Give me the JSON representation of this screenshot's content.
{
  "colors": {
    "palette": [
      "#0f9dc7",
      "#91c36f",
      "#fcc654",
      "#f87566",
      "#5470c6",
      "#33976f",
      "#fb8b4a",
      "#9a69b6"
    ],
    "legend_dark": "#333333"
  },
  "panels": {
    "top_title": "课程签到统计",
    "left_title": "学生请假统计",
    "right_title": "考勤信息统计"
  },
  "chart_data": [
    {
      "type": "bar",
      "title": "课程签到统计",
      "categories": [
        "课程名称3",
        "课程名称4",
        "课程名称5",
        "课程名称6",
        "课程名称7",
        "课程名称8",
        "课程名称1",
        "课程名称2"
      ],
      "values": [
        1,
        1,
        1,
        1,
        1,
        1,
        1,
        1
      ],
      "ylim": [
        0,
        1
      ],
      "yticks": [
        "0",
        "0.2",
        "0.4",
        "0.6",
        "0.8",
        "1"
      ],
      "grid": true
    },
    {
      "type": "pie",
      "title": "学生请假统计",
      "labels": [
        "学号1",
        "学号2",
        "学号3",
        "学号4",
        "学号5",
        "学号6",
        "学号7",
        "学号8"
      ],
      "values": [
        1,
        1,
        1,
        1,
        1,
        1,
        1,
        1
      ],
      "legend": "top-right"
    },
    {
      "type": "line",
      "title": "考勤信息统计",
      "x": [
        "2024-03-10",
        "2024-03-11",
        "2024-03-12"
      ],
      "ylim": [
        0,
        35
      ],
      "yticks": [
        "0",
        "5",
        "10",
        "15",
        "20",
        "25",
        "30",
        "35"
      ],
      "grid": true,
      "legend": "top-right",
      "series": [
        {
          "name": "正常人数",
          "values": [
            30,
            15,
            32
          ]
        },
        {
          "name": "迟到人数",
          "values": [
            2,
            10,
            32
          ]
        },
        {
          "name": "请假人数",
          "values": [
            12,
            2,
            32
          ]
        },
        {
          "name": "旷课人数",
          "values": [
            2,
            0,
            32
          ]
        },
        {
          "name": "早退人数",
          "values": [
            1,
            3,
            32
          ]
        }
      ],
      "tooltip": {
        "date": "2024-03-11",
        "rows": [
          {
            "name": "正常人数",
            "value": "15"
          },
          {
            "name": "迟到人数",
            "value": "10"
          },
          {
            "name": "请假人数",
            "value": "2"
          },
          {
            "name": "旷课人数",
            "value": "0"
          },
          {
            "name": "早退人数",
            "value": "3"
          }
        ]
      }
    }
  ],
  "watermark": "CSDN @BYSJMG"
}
--------------------------------
● Task prompt: Please reproduce all of the entries exactly as they stand.

● Output below:
Give me the JSON representation of this screenshot's content.
{
  "colors": {
    "palette": [
      "#0f9dc7",
      "#91c36f",
      "#fcc654",
      "#f87566",
      "#5470c6",
      "#33976f",
      "#fb8b4a",
      "#9a69b6"
    ],
    "legend_dark": "#333333"
  },
  "panels": {
    "top_title": "课程签到统计",
    "left_title": "学生请假统计",
    "right_title": "考勤信息统计"
  },
  "chart_data": [
    {
      "type": "bar",
      "title": "课程签到统计",
      "categories": [
        "课程名称3",
        "课程名称4",
        "课程名称5",
        "课程名称6",
        "课程名称7",
        "课程名称8",
        "课程名称1",
        "课程名称2"
      ],
      "values": [
        1,
        1,
        1,
        1,
        1,
        1,
        1,
        1
      ],
      "ylim": [
        0,
        1
      ],
      "yticks": [
        "0",
        "0.2",
        "0.4",
        "0.6",
        "0.8",
        "1"
      ],
      "grid": true
    },
    {
      "type": "pie",
      "title": "学生请假统计",
      "labels": [
        "学号1",
        "学号2",
        "学号3",
        "学号4",
        "学号5",
        "学号6",
        "学号7",
        "学号8"
      ],
      "values": [
        1,
        1,
        1,
        1,
        1,
        1,
        1,
        1
      ],
      "legend": "top-right"
    },
    {
      "type": "line",
      "title": "考勤信息统计",
      "x": [
        "2024-03-10",
        "2024-03-11",
        "2024-03-12"
      ],
      "ylim": [
        0,
        35
      ],
      "yticks": [
        "0",
        "5",
        "10",
        "15",
        "20",
        "25",
        "30",
        "35"
      ],
      "grid": true,
      "legend": "top-right",
      "series": [
        {
          "name": "正常人数",
          "values": [
            30,
            15,
            32
          ]
        },
        {
          "name": "迟到人数",
          "values": [
            2,
            10,
            32
          ]
        },
        {
          "name": "请假人数",
          "values": [
            12,
            2,
            32
          ]
        },
        {
          "name": "旷课人数",
          "values": [
            2,
            0,
            32
          ]
        },
        {
          "name": "早退人数",
          "values": [
            1,
            3,
            32
          ]
        }
      ],
      "tooltip": {
        "date": "2024-03-11",
        "rows": [
          {
            "name": "正常人数",
            "value": "15"
          },
          {
            "name": "迟到人数",
            "value": "10"
          },
          {
            "name": "请假人数",
            "value": "2"
          },
          {
            "name": "旷课人数",
            "value": "0"
          },
          {
            "name": "早退人数",
            "value": "3"
          }
        ]
      }
    }
  ],
  "watermark": "CSDN @BYSJMG"
}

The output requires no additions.